Consignes de l'exercice:
Reproduisez à l'identique l'ensemble des lignes des données ci-dessous, en omettant les images.
===== Données fournies
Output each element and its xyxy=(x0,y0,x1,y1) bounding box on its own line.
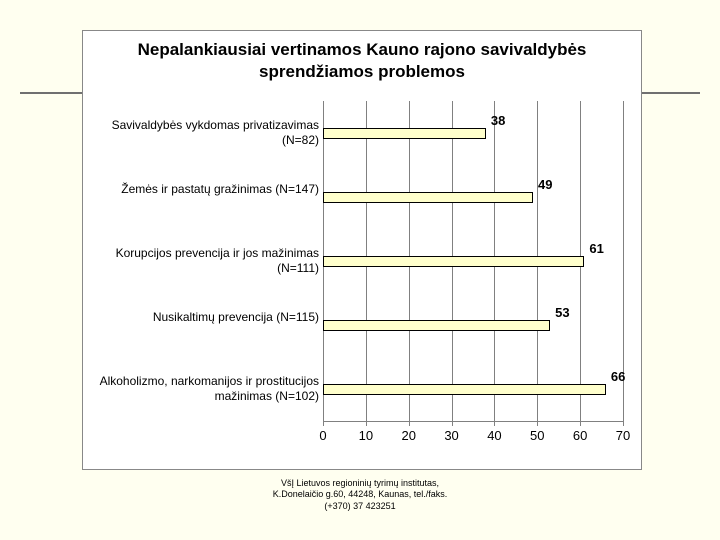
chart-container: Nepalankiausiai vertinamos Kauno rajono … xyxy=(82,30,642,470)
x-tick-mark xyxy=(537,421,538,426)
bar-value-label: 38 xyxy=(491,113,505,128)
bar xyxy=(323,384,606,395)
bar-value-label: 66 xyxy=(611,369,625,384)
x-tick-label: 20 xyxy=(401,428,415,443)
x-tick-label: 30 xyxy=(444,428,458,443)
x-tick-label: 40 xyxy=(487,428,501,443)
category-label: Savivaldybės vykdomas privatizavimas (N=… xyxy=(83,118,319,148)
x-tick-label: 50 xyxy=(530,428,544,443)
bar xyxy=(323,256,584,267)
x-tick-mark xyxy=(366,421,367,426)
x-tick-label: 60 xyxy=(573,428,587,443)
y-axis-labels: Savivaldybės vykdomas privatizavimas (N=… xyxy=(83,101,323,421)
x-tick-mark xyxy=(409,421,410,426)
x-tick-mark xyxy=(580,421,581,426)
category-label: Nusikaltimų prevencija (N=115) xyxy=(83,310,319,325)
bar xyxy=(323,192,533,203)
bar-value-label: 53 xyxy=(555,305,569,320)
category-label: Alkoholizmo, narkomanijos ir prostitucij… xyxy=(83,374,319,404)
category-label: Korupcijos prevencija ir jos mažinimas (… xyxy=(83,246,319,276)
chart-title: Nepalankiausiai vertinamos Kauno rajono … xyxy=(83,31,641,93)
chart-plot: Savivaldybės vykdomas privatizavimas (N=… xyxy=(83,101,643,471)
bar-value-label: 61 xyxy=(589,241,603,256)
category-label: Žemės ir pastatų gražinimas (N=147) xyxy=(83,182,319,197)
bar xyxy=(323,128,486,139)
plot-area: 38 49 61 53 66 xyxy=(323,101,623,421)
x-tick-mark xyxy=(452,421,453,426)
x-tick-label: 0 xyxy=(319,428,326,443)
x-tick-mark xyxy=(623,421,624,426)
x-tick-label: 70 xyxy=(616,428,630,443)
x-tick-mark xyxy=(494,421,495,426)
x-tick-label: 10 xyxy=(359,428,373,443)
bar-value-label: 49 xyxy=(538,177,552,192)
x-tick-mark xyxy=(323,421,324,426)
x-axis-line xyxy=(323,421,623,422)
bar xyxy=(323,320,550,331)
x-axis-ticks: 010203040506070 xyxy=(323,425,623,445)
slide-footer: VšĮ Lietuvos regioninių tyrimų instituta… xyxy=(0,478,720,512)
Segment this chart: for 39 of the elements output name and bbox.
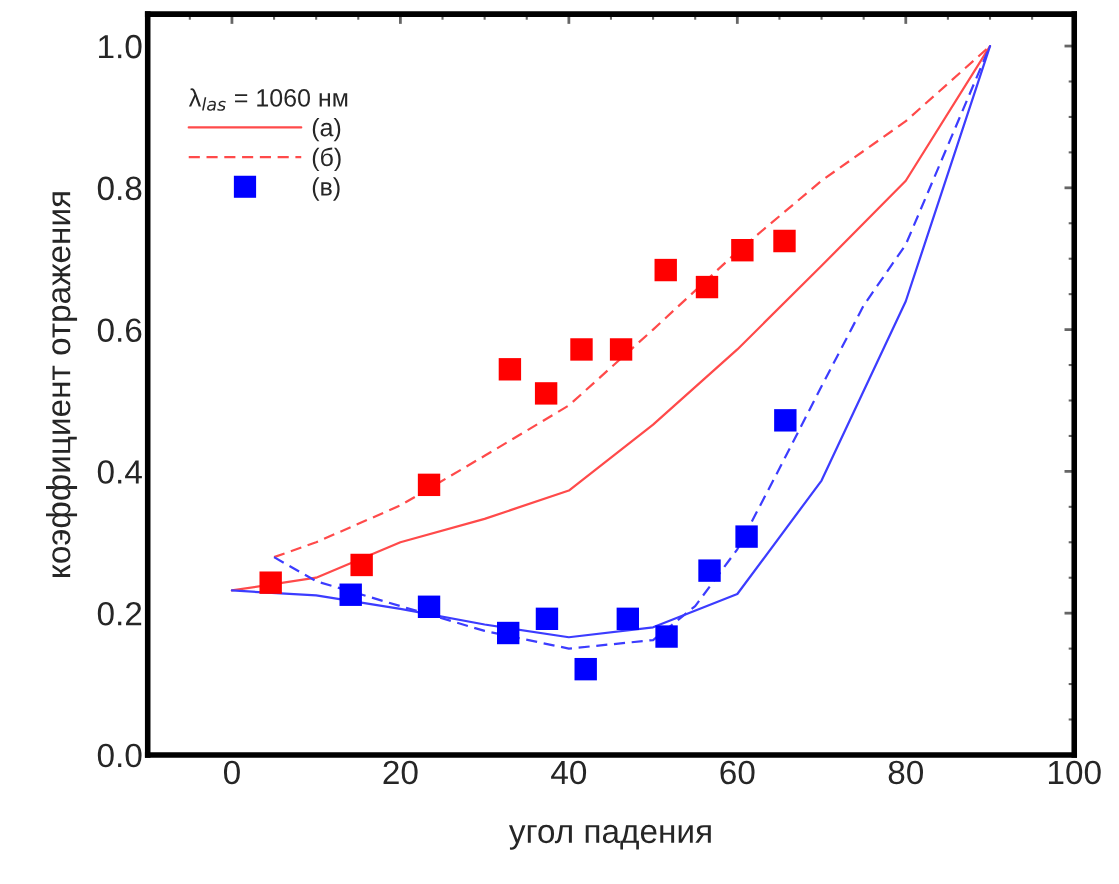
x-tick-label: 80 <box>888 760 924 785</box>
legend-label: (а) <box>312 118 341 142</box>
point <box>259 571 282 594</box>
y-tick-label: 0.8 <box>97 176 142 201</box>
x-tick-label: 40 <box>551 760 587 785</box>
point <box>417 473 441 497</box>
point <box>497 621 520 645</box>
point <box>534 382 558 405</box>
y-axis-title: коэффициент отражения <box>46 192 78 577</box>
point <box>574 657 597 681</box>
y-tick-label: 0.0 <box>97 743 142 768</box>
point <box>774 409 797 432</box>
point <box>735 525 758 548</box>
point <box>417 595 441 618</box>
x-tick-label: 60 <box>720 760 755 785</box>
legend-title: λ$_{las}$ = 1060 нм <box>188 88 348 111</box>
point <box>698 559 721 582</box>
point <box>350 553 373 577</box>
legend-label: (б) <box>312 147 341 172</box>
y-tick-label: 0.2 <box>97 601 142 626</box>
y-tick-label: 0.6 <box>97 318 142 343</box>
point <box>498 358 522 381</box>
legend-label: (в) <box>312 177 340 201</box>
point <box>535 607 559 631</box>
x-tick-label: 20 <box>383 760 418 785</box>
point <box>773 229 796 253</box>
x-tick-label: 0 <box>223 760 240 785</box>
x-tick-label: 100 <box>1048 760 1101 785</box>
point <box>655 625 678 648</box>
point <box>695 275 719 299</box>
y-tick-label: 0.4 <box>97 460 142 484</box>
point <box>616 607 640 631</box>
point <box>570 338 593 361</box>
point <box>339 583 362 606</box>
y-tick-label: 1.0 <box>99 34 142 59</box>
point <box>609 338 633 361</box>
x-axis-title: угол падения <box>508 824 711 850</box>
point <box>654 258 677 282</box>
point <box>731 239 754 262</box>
==========
Exercice complété:
Output each element and its xyxy=(x0,y0,x1,y1) bounding box on its own line.
chart-container: Nepalankiausiai vertinamos Kauno rajono … xyxy=(82,30,642,470)
x-tick-mark xyxy=(537,421,538,426)
bar-value-label: 38 xyxy=(491,113,505,128)
bar xyxy=(323,384,606,395)
bar-value-label: 66 xyxy=(611,369,625,384)
x-tick-label: 20 xyxy=(401,428,415,443)
x-tick-label: 30 xyxy=(444,428,458,443)
x-tick-label: 40 xyxy=(487,428,501,443)
category-label: Savivaldybės vykdomas privatizavimas (N=… xyxy=(83,118,319,148)
x-tick-label: 50 xyxy=(530,428,544,443)
bar xyxy=(323,256,584,267)
x-tick-mark xyxy=(366,421,367,426)
x-tick-label: 60 xyxy=(573,428,587,443)
y-axis-labels: Savivaldybės vykdomas privatizavimas (N=… xyxy=(83,101,323,421)
x-tick-mark xyxy=(409,421,410,426)
x-tick-mark xyxy=(580,421,581,426)
category-label: Nusikaltimų prevencija (N=115) xyxy=(83,310,319,325)
bar xyxy=(323,192,533,203)
bar-value-label: 53 xyxy=(555,305,569,320)
category-label: Alkoholizmo, narkomanijos ir prostitucij… xyxy=(83,374,319,404)
category-label: Korupcijos prevencija ir jos mažinimas (… xyxy=(83,246,319,276)
chart-title: Nepalankiausiai vertinamos Kauno rajono … xyxy=(83,31,641,93)
chart-plot: Savivaldybės vykdomas privatizavimas (N=… xyxy=(83,101,643,471)
bar-value-label: 61 xyxy=(589,241,603,256)
category-label: Žemės ir pastatų gražinimas (N=147) xyxy=(83,182,319,197)
bar xyxy=(323,128,486,139)
plot-area: 38 49 61 53 66 xyxy=(323,101,623,421)
x-tick-mark xyxy=(452,421,453,426)
x-tick-label: 0 xyxy=(319,428,326,443)
x-tick-mark xyxy=(623,421,624,426)
x-tick-label: 70 xyxy=(616,428,630,443)
x-tick-mark xyxy=(494,421,495,426)
x-tick-label: 10 xyxy=(359,428,373,443)
bar-value-label: 49 xyxy=(538,177,552,192)
x-tick-mark xyxy=(323,421,324,426)
x-axis-line xyxy=(323,421,623,422)
bar xyxy=(323,320,550,331)
x-axis-ticks: 010203040506070 xyxy=(323,425,623,445)
slide-footer: VšĮ Lietuvos regioninių tyrimų instituta… xyxy=(0,478,720,512)
Segment this chart: for 39 of the elements output name and bbox.
x-tick-label: 80 <box>888 760 924 785</box>
legend-label: (а) <box>312 118 341 142</box>
point <box>259 571 282 594</box>
y-tick-label: 0.8 <box>97 176 142 201</box>
x-tick-label: 40 <box>551 760 587 785</box>
point <box>417 473 441 497</box>
point <box>497 621 520 645</box>
point <box>534 382 558 405</box>
y-axis-title: коэффициент отражения <box>46 192 78 577</box>
point <box>574 657 597 681</box>
y-tick-label: 0.0 <box>97 743 142 768</box>
point <box>774 409 797 432</box>
point <box>735 525 758 548</box>
point <box>417 595 441 618</box>
x-tick-label: 60 <box>720 760 755 785</box>
legend-title: λ$_{las}$ = 1060 нм <box>188 88 348 111</box>
point <box>698 559 721 582</box>
point <box>350 553 373 577</box>
legend-label: (б) <box>312 147 341 172</box>
y-tick-label: 0.2 <box>97 601 142 626</box>
y-tick-label: 0.6 <box>97 318 142 343</box>
point <box>498 358 522 381</box>
legend-label: (в) <box>312 177 340 201</box>
point <box>535 607 559 631</box>
x-tick-label: 20 <box>383 760 418 785</box>
point <box>773 229 796 253</box>
x-tick-label: 0 <box>223 760 240 785</box>
x-tick-label: 100 <box>1048 760 1101 785</box>
point <box>655 625 678 648</box>
point <box>695 275 719 299</box>
y-tick-label: 0.4 <box>97 460 142 484</box>
point <box>616 607 640 631</box>
point <box>570 338 593 361</box>
point <box>339 583 362 606</box>
y-tick-label: 1.0 <box>99 34 142 59</box>
point <box>609 338 633 361</box>
x-axis-title: угол падения <box>508 824 711 850</box>
point <box>654 258 677 282</box>
point <box>731 239 754 262</box>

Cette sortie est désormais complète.